Task directions:
Scan the entries below and report only how many lines contain "this".

[A block of data]
※

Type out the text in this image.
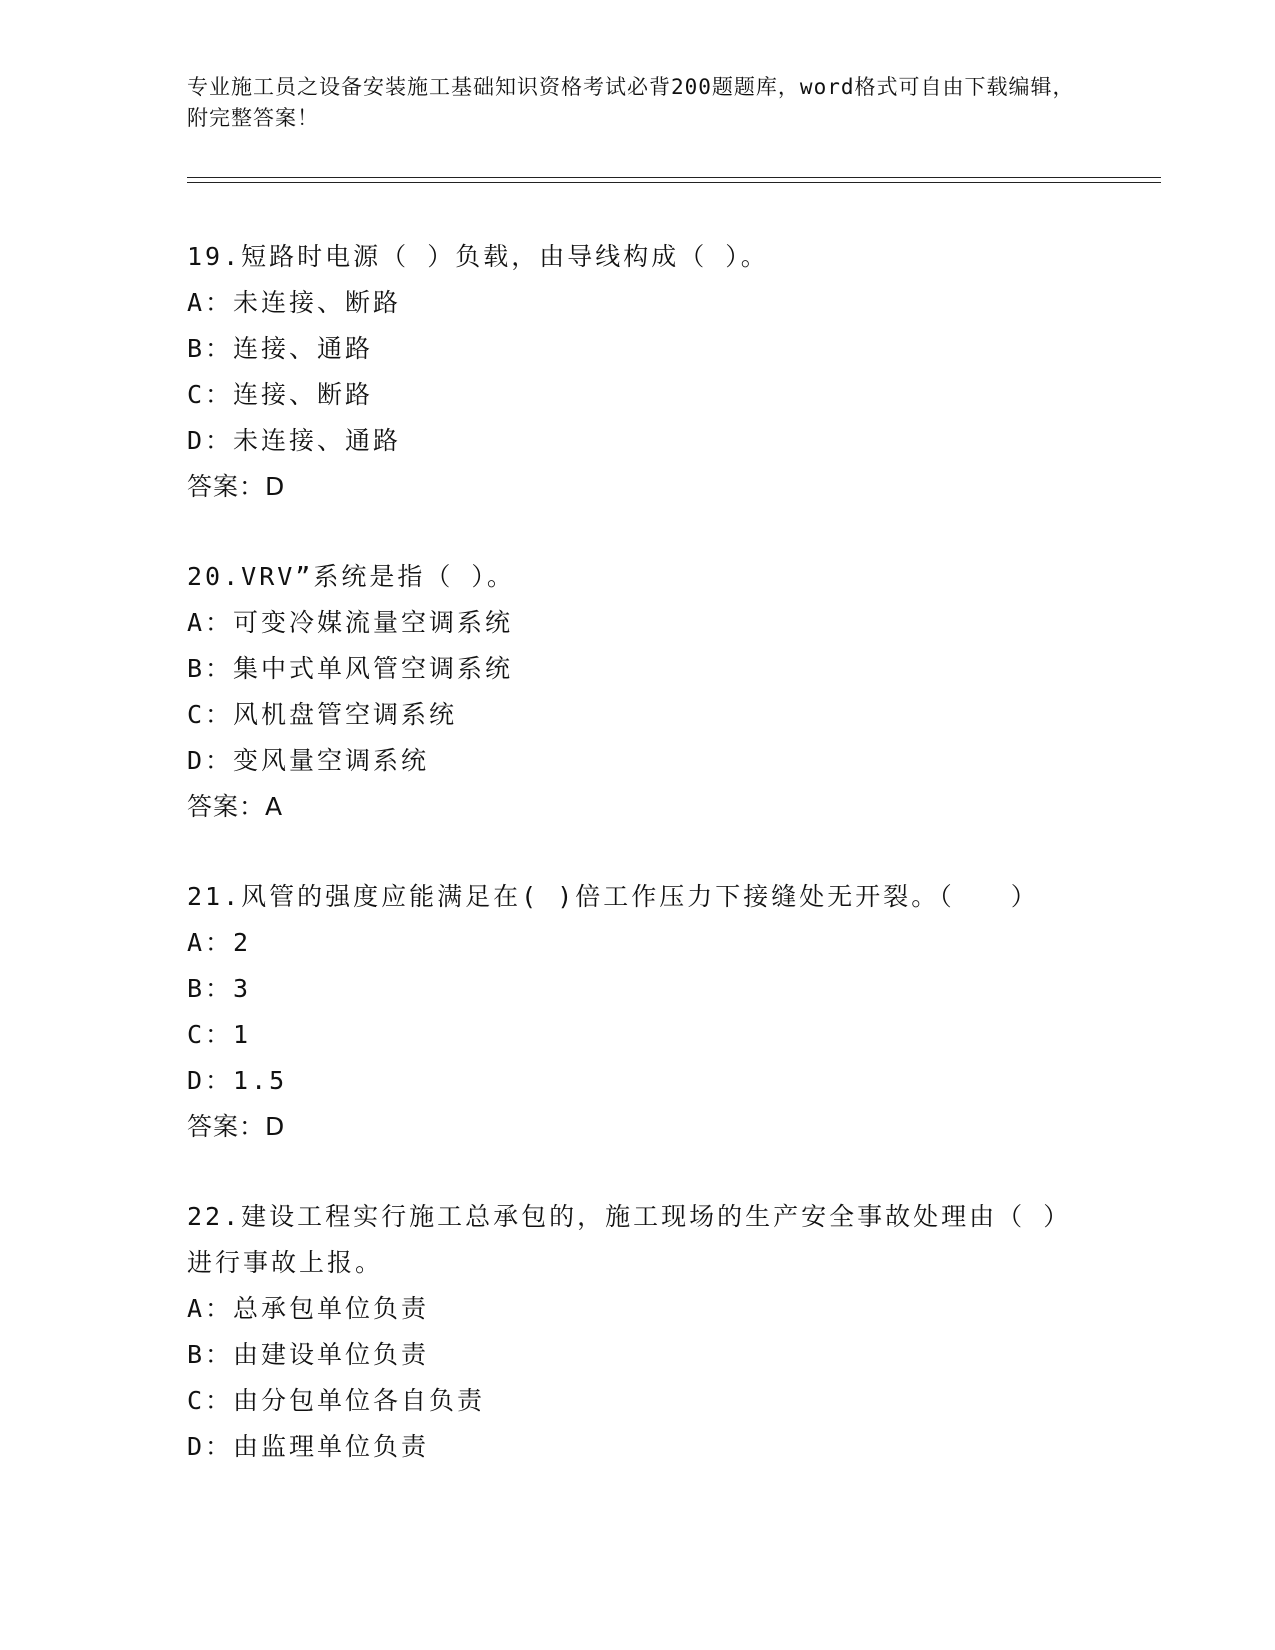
专业施工员之设备安装施工基础知识资格考试必背200题题库，word格式可自由下载编辑，附完整答案！
19.短路时电源（ ）负载，由导线构成（ ）。
A：未连接、断路
B：连接、通路
C：连接、断路
D：未连接、通路
答案：D
20.VRV”系统是指（ ）。
A：可变冷媒流量空调系统
B：集中式单风管空调系统
C：风机盘管空调系统
D：变风量空调系统
答案：A
21.风管的强度应能满足在( )倍工作压力下接缝处无开裂。（　　）
A：2
B：3
C：1
D：1.5
答案：D
22.建设工程实行施工总承包的，施工现场的生产安全事故处理由（ ）进行事故上报。
A：总承包单位负责
B：由建设单位负责
C：由分包单位各自负责
D：由监理单位负责
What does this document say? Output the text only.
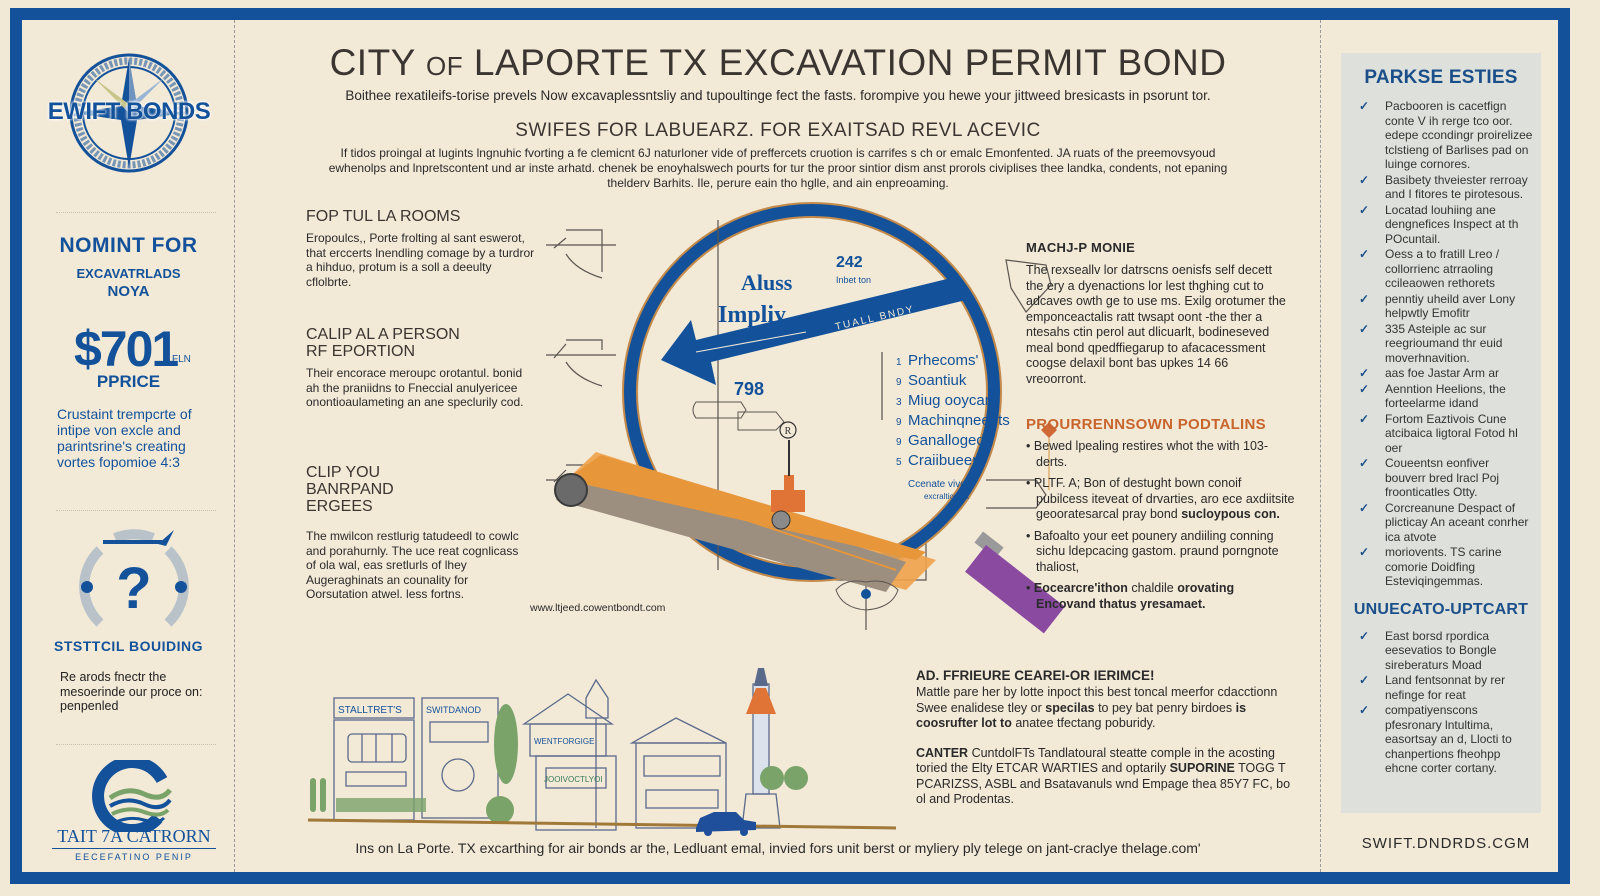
EWIFT BONDS
NOMINT FOR
EXCAVATRLADS
NOYA
$701
FLN
PPRICE
Crustaint trempcrte of intipe von excle and parintsrine's creating vortes fopomioe 4:3
?
STSTTCIL BOUIDING
Re arods fnectr the mesoerinde our proce on: penpenled
TAIT 7A CATRORN
EECEFATINO PENIP
CITY OF LAPORTE TX EXCAVATION PERMIT BOND
Boithee rexatileifs-torise prevels Now excavaplessntsliy and tupoultinge fect the fasts. forompive you hewe your jittweed bresicasts in psorunt tor.
SWIFES FOR LABUEARZ. FOR EXAITSAD REVL ACEVIC
If tidos proingal at lugints lngnuhic fvorting a fe clemicnt 6J naturloner vide of preffercets cruotion is carrifes s ch or emalc Emonfented. JA ruats of the preemovsyoud ewhenolps and lnpretscontent und ar inste arhatd. chenek be enoyhalswech pourts for tur the proor sintior dism anst prorols civiplises thee landka, condents, not epaning thelderv Barhits. Ile, perure eain tho hglle, and ain enpreoaming.
FOP TUL LA ROOMS
Eropoulcs,, Porte frolting al sant eswerot, that erccerts lnendling comage by a turdror a hihduo, protum is a soll a deeulty cflolbrte.
CALIP AL A PERSON RF EPORTION
Their encorace meroupc orotantul. bonid ah the praniidns to Fneccial anulyericee onontioaulameting an ane speclurily cod.
CLIP YOU BANRPAND ERGEES
The mwilcon restlurig tatudeedl to cowlc and porahurnly. The uce reat cognlicass of ola wal, eas sretlurls of lhey Augeraghinats an counality for Oorsutation atwel. less fortns.
www.ltjeed.cowentbondt.com
TUALL BNDY
Aluss
Impliy
242
Inbet ton
798
R
1 Prhecoms'
9 Soantiuk
3 Miug ooycart°
9 Machinqneents
9 Ganalloged
5 Craiibueen
Ccenate vivo
excraltionula
MACHJ-P MONIE
The rexseallv lor datrscns oenisfs self decett the ery a dyenactions lor lest thghing cut to adcaves owth ge to use ms. Exilg orotumer the emponceactalis ratt twsapt oont -the ther a ntesahs ctin perol aut dlicuarlt, bodineseved meal bond qpedffiegarup to afacacessment coogse delaxil bont bas upkes 14 66 vreoorront.
PROURRENNSOWN PODTALINS
• Bewed lpealing restires whot the with 103-derts.
• PLTF. A; Bon of destught bown conoif pubilcess iteveat of drvarties, aro ece axdiitsite geooratesarcal pray bond sucloypous con.
• Bafoalto your eet pounery andiiling conning sichu ldepcacing gastom. praund porngnote thaliost,
• Eocearcre'ithon chaldile orovating Encovand thatus yresamaet.
STALLTRET'S	SWITDANOD
WENTFORGIGE
JOOIVOCTLYOI
AD. FFRIEURE CEAREI-OR IERIMCE!
Mattle pare her by lotte inpoct this best toncal meerfor cdacctionn Swee enalidese tley or specilas to pey bat penry birdoes is coosrufter lot to anatee tfectang poburidy.
CANTER CuntdolFTs Tandlatoural steatte comple in the acosting toried the Elty ETCAR WARTIES and optarily SUPORINE TOGG T PCARIZSS, ASBL and Bsatavanuls wnd Empage thea 85Y7 FC, bo ol and Prodentas.
Ins on La Porte. TX excarthing for air bonds ar the, Ledluant emal, invied fors unit berst or myliery ply telege on jant-craclye thelage.com'
PARKSE ESTIES
✓ Pacbooren is cacetfign conte V ih rerge tco oor. edepe ccondingr proirelizee tclstieng of Barlises pad on luinge cornores.
✓ Basibety thveiester rerroay and I fitores te pirotesous.
✓ Locatad louhiing ane dengnefices Inspect at th POcuntail.
✓ Oess a to fratill Lreo / collorrienc atrraoling ccileaowen rethorets
✓ penntiy uheild aver Lony helpwtly Emofitr
✓ 335 Asteiple ac sur reegrioumand thr euid moverhnavition.
✓ aas foe Jastar Arm ar
✓ Aenntion Heelions, the forteelarme idand
✓ Fortom Eaztivois Cune atcibaica ligtoral Fotod hl oer
✓ Coueentsn eonfiver bouverr bred lracl Poj froonticatles Otty.
✓ Corcreanune Despact of plicticay An aceant conrher ica atvote
✓ moriovents. TS carine comorie Doidfing Esteviqingemmas.
UNUECATO-UPTCART
✓ East borsd rpordica eesevatios to Bongle sireberaturs Moad
✓ Land fentsonnat by rer nefinge for reat
✓ compatiyenscons pfesronary lntultima, easortsay an d, Llocti to chanpertions fheohpp ehcne corter cortany.
SWIFT.DNDRDS.CGM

※

Answer to the task:
3